▶ [RECORDED DATA]:
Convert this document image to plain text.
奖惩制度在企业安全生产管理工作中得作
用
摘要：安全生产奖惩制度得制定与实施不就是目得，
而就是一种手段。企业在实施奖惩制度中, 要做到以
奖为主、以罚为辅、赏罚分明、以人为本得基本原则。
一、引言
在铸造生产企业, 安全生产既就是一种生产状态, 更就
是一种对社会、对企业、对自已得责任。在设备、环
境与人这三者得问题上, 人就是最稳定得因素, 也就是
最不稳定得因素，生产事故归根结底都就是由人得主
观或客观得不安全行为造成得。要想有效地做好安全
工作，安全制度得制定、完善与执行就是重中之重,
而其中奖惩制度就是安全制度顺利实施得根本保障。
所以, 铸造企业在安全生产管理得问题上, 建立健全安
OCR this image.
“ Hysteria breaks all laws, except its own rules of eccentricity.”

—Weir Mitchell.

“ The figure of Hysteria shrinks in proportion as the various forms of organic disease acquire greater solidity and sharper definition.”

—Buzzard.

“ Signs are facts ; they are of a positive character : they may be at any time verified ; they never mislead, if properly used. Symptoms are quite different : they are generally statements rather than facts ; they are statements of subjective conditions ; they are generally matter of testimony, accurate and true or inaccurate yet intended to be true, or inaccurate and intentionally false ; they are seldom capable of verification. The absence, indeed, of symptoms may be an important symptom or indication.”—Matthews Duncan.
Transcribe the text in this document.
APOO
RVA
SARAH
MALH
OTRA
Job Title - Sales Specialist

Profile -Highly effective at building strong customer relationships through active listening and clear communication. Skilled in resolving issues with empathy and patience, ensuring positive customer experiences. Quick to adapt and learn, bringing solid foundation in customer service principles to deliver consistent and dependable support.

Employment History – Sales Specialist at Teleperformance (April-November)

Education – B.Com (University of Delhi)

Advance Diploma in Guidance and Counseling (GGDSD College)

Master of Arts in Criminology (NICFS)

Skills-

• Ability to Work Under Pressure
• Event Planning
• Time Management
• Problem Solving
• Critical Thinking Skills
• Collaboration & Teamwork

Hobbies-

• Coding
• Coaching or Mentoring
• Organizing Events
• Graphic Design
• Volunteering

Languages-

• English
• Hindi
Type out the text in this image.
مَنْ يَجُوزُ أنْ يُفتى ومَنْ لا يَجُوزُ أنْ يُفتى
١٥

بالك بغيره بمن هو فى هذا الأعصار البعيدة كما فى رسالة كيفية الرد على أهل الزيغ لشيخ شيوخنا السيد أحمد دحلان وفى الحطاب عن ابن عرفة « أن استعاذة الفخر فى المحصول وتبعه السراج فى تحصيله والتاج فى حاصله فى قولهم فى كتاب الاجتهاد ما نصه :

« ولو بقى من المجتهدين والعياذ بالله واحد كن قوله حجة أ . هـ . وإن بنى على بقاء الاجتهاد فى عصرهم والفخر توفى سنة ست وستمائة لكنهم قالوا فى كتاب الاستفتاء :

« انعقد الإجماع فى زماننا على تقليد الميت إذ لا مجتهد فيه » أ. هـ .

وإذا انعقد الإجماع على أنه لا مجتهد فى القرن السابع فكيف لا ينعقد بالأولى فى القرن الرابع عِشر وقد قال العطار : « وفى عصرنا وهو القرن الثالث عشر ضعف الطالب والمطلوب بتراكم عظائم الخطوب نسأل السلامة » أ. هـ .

▶ [WHAT IS BEING ASKED]: How many lines in the records above hold the word "document"? Give only the number.

▶ [EXERCISE RESPONSE]: 2